[begin Dataset entries]

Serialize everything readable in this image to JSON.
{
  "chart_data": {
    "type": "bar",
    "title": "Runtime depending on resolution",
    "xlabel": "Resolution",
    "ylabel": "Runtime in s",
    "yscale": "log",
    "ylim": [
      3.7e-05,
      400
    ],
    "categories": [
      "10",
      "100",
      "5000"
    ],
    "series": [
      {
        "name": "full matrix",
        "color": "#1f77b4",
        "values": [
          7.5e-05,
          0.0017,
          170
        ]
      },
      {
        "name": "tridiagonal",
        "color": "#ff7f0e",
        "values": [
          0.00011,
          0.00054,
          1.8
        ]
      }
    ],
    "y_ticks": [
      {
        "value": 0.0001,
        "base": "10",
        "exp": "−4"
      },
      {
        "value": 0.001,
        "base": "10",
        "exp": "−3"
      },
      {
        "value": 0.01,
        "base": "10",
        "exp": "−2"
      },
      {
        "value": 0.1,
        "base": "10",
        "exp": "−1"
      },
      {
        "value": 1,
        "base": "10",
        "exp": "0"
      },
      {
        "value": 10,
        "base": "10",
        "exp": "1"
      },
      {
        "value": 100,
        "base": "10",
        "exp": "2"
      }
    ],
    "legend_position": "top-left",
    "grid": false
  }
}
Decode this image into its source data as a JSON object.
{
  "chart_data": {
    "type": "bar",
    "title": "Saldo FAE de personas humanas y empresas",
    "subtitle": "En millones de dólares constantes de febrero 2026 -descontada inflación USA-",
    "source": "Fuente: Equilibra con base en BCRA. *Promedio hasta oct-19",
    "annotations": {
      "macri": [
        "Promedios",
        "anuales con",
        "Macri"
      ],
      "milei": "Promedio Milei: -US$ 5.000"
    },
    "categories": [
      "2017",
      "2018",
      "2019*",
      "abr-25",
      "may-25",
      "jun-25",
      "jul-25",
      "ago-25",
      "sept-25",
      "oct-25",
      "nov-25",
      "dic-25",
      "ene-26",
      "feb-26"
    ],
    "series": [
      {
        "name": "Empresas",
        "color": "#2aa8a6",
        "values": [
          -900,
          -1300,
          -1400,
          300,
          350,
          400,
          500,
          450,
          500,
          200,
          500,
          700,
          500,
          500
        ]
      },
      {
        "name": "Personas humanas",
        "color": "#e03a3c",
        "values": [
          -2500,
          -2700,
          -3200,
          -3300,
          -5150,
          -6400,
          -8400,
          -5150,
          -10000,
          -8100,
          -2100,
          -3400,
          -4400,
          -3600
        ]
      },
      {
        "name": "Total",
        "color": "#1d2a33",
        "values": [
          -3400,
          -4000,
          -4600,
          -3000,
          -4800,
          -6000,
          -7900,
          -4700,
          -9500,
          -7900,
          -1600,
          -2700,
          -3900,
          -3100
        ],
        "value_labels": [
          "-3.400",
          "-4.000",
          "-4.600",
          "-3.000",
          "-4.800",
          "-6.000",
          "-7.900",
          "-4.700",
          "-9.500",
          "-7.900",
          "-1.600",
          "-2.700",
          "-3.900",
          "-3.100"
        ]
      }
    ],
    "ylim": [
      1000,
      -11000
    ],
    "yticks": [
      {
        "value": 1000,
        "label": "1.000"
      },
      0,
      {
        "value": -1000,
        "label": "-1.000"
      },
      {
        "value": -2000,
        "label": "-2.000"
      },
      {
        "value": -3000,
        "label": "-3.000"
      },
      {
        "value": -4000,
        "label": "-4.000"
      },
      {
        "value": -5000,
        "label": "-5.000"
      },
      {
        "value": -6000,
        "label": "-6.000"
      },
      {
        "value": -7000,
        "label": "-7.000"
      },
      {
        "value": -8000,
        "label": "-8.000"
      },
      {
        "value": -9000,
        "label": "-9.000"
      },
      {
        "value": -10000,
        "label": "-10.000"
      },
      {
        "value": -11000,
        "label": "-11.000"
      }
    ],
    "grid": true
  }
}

[end Dataset entries]

### Your instructions
Copy each line holding the word "humanas" from the listing above.

### Response to the exercise
    "title": "Saldo FAE de personas humanas y empresas",
        "name": "Personas humanas",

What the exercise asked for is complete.